>>>>>

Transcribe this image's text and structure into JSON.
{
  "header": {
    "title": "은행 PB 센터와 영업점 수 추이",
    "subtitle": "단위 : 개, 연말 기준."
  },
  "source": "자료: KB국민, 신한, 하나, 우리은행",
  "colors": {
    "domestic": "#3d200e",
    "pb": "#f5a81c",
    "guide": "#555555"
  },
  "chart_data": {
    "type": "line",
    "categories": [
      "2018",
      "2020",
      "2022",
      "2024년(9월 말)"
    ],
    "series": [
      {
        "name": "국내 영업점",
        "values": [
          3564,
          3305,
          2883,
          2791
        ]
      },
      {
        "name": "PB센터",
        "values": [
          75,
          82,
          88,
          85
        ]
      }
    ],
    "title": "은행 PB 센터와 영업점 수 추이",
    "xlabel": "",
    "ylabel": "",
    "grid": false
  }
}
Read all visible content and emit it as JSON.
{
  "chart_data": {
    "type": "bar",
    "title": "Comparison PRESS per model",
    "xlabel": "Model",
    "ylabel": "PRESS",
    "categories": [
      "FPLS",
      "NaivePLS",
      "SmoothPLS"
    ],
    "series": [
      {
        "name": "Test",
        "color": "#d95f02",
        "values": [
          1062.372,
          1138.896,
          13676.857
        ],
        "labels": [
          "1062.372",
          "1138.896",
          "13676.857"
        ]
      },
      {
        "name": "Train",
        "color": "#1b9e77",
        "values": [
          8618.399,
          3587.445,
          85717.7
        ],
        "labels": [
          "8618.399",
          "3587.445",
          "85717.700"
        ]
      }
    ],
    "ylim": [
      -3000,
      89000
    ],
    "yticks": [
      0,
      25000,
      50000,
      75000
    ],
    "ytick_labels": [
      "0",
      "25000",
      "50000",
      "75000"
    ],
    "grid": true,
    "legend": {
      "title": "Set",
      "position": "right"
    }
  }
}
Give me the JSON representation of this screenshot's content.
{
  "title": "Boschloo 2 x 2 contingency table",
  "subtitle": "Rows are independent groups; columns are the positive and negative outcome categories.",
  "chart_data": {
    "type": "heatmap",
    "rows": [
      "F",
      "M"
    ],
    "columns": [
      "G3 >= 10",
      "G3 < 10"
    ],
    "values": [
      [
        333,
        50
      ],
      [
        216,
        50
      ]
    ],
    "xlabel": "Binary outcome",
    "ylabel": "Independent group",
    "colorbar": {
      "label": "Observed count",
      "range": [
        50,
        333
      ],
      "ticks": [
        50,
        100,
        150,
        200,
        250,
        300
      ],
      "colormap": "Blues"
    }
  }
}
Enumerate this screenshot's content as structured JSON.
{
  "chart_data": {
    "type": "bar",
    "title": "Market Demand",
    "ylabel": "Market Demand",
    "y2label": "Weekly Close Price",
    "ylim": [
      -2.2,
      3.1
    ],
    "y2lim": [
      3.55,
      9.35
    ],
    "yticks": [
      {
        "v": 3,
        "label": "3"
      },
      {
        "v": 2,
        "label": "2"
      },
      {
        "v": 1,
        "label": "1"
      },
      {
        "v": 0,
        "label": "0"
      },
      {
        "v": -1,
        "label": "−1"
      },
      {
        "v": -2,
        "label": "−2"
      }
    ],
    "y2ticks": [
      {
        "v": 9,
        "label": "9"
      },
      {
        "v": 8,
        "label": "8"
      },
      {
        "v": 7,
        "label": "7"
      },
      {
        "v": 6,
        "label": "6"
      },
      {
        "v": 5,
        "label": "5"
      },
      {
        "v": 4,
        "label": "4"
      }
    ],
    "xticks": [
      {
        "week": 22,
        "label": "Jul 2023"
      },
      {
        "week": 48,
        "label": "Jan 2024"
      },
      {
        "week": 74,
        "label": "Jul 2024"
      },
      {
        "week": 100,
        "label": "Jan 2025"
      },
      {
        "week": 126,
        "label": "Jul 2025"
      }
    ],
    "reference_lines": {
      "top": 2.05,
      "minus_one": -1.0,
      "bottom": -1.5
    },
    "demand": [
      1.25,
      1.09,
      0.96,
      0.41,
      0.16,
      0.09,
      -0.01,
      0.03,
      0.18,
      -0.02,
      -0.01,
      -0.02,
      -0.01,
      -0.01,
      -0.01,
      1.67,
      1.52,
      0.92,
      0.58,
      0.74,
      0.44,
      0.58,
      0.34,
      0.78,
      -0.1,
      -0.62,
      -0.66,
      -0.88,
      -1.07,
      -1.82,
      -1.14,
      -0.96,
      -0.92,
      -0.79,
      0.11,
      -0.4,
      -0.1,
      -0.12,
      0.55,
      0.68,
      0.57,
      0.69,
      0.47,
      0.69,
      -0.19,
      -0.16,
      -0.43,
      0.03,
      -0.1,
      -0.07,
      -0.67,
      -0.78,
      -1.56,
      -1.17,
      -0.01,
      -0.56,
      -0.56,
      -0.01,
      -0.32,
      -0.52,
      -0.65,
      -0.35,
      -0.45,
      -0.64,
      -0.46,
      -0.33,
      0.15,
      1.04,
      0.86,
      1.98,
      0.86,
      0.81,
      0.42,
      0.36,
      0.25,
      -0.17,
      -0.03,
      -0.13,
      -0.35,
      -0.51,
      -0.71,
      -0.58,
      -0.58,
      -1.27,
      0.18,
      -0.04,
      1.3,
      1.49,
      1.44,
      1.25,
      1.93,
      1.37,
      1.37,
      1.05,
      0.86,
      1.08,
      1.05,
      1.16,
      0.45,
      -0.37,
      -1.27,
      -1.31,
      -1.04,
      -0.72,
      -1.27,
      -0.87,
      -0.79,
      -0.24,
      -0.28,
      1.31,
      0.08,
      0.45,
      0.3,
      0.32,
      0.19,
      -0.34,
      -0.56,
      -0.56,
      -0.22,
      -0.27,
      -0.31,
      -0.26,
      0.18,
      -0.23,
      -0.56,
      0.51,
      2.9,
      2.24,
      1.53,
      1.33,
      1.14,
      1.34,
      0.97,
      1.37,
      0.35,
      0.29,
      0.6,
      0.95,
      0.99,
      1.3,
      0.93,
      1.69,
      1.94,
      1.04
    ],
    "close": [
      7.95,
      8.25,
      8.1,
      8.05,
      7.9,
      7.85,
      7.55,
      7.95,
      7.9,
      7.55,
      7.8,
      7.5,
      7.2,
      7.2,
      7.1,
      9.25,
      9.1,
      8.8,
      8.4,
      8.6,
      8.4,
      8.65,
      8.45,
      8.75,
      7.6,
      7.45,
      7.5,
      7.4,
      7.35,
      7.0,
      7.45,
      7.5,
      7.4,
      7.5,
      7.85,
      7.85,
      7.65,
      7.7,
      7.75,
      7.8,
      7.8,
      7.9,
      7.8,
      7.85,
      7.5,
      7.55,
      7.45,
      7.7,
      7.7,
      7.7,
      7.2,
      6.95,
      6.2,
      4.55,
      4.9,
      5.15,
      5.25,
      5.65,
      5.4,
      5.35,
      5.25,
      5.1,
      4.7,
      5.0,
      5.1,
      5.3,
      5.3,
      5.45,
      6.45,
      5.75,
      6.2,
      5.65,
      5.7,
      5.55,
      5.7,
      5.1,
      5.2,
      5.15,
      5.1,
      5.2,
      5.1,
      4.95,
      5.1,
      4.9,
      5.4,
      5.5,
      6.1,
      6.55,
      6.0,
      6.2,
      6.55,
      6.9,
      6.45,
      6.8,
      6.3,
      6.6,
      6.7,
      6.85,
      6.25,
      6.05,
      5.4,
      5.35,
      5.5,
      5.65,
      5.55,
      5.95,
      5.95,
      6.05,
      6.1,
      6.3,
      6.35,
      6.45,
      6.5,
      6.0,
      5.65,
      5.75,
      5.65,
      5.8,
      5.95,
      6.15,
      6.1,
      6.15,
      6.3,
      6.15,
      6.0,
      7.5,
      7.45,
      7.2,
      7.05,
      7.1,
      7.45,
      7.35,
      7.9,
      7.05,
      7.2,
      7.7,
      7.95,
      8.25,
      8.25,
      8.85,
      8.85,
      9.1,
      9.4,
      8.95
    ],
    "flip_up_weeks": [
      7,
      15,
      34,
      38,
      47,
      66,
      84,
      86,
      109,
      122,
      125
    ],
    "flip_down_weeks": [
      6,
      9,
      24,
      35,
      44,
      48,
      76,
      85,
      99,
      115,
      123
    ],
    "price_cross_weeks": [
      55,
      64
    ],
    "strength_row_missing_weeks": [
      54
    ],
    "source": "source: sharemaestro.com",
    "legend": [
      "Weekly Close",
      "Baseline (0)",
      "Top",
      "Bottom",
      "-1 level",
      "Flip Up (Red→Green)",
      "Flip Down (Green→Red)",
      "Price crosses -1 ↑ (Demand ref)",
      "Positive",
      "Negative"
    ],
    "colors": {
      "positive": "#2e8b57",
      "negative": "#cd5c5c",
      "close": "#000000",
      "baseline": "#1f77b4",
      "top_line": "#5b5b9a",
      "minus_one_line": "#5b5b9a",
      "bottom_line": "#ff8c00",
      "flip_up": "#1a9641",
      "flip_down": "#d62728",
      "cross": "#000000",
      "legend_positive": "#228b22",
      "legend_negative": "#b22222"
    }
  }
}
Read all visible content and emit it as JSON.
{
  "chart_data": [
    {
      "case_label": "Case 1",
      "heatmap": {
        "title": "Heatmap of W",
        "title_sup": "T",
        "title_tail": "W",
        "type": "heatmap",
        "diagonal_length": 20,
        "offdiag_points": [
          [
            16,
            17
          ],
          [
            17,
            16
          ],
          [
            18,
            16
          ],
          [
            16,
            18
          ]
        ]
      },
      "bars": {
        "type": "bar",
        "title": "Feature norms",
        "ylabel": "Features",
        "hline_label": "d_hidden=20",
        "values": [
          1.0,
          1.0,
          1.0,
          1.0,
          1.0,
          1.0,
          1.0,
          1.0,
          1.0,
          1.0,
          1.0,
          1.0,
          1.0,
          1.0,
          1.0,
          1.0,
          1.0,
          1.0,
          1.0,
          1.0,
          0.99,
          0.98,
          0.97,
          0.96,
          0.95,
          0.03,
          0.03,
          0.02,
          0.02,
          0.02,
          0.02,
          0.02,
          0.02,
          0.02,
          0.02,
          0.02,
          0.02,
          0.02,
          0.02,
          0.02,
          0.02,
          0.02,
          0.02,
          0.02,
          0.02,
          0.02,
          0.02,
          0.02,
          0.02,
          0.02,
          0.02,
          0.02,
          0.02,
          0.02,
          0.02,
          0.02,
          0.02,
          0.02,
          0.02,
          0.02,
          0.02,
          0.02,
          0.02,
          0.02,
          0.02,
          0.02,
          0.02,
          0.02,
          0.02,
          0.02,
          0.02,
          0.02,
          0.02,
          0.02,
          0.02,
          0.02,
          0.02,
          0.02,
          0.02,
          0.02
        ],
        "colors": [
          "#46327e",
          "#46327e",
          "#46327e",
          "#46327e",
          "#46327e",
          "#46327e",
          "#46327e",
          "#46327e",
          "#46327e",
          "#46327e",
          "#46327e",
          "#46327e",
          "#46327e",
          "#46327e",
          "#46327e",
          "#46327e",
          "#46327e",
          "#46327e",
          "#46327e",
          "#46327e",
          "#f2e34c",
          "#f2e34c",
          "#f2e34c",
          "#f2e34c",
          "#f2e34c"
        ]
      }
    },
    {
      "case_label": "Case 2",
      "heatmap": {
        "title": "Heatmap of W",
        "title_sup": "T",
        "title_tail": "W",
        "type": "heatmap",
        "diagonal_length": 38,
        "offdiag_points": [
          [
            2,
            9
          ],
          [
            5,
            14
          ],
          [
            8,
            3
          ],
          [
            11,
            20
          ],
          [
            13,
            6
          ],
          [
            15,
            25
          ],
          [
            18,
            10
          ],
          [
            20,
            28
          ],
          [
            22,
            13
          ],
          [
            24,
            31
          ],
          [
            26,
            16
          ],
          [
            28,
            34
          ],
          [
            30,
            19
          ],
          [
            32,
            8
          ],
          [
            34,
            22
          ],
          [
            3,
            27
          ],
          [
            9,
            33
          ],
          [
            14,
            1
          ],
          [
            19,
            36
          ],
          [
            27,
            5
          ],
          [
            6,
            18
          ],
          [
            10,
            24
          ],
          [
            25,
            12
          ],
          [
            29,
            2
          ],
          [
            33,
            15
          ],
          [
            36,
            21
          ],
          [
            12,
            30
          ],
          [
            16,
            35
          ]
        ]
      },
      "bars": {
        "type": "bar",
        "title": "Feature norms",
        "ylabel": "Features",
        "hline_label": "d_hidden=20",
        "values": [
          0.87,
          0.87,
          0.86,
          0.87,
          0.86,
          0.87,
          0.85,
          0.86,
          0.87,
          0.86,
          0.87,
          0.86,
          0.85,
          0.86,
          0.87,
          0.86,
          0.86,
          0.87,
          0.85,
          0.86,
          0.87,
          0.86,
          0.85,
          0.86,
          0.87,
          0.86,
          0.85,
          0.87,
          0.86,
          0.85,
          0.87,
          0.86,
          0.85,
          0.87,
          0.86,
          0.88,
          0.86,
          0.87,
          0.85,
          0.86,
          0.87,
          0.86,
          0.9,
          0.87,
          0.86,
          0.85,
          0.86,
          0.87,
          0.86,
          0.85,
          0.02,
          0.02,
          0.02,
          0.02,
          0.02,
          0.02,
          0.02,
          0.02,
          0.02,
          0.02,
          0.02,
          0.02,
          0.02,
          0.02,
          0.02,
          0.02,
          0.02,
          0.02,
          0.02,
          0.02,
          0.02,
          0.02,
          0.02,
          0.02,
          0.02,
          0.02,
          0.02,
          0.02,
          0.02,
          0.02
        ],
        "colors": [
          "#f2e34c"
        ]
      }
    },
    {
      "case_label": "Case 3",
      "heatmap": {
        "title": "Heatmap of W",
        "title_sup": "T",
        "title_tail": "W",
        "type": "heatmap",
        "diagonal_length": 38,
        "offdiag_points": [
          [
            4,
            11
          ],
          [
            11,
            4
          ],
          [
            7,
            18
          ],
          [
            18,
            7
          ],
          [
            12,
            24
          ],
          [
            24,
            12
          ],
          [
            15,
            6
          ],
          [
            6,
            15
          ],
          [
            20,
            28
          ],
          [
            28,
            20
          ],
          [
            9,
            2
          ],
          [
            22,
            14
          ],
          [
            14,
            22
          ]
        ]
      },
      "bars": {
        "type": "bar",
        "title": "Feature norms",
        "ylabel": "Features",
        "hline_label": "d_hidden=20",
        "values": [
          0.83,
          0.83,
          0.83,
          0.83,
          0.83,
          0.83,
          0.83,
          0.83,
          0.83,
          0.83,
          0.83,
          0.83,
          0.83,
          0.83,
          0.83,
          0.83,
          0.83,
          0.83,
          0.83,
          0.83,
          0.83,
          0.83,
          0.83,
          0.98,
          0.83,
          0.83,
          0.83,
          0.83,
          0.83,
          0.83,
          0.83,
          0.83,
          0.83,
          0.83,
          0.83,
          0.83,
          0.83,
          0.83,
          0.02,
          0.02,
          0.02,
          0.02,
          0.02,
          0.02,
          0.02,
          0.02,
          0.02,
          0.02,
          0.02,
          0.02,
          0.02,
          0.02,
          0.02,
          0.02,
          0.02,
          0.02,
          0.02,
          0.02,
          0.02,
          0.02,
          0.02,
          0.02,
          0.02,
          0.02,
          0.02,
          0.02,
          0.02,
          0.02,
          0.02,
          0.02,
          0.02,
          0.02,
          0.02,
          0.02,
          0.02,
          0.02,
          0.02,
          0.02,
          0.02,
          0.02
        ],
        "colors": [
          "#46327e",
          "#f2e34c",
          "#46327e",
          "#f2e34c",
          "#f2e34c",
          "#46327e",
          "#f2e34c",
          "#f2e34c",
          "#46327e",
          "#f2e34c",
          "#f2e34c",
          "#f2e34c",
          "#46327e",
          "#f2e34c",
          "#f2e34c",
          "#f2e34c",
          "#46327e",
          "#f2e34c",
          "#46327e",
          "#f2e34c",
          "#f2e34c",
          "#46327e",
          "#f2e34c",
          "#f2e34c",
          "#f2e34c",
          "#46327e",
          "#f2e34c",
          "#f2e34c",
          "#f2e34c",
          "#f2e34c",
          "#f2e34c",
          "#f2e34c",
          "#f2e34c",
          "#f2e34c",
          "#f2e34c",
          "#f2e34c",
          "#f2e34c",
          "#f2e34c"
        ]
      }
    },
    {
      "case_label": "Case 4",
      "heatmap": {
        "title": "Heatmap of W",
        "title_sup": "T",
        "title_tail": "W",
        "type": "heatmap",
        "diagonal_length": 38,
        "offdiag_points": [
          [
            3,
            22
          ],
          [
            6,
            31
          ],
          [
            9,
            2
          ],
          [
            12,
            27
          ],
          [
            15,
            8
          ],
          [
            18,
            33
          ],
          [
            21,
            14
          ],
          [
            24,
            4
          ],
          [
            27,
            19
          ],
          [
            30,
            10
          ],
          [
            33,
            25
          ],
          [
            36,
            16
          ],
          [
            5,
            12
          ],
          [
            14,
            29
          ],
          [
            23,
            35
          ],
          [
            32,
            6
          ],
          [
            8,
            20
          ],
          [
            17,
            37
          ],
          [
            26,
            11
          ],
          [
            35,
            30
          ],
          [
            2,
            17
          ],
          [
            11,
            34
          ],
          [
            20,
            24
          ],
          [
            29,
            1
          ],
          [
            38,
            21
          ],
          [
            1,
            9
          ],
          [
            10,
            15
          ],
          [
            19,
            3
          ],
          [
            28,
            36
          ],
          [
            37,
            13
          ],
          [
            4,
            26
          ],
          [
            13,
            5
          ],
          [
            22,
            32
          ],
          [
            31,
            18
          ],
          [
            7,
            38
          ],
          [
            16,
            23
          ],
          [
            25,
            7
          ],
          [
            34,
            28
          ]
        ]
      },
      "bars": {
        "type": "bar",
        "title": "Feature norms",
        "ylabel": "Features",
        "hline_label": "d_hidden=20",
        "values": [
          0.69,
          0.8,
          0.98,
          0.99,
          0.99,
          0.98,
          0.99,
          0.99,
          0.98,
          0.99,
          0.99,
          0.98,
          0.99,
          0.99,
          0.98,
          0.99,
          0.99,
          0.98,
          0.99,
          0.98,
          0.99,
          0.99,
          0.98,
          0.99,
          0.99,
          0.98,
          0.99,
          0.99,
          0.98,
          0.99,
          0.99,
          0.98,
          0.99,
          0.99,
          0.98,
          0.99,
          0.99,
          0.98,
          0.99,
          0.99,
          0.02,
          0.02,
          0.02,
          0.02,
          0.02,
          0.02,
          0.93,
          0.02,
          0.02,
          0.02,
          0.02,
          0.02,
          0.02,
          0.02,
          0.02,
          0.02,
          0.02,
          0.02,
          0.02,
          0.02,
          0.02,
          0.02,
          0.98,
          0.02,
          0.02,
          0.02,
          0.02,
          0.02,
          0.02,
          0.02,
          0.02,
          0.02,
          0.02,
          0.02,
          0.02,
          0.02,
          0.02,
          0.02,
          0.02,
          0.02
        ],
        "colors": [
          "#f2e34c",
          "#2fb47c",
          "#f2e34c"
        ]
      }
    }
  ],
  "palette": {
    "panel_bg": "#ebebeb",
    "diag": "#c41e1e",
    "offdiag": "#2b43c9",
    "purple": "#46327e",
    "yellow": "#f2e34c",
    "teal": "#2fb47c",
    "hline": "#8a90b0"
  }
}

<<<<<

TASK DETAILS: In the material above, show every line where the word "JSON" turns up.

OUTPUT FOR THIS TASK:
Transcribe this image's text and structure into JSON.
Read all visible content and emit it as JSON.
Give me the JSON representation of this screenshot's content.
Enumerate this screenshot's content as structured JSON.
Read all visible content and emit it as JSON.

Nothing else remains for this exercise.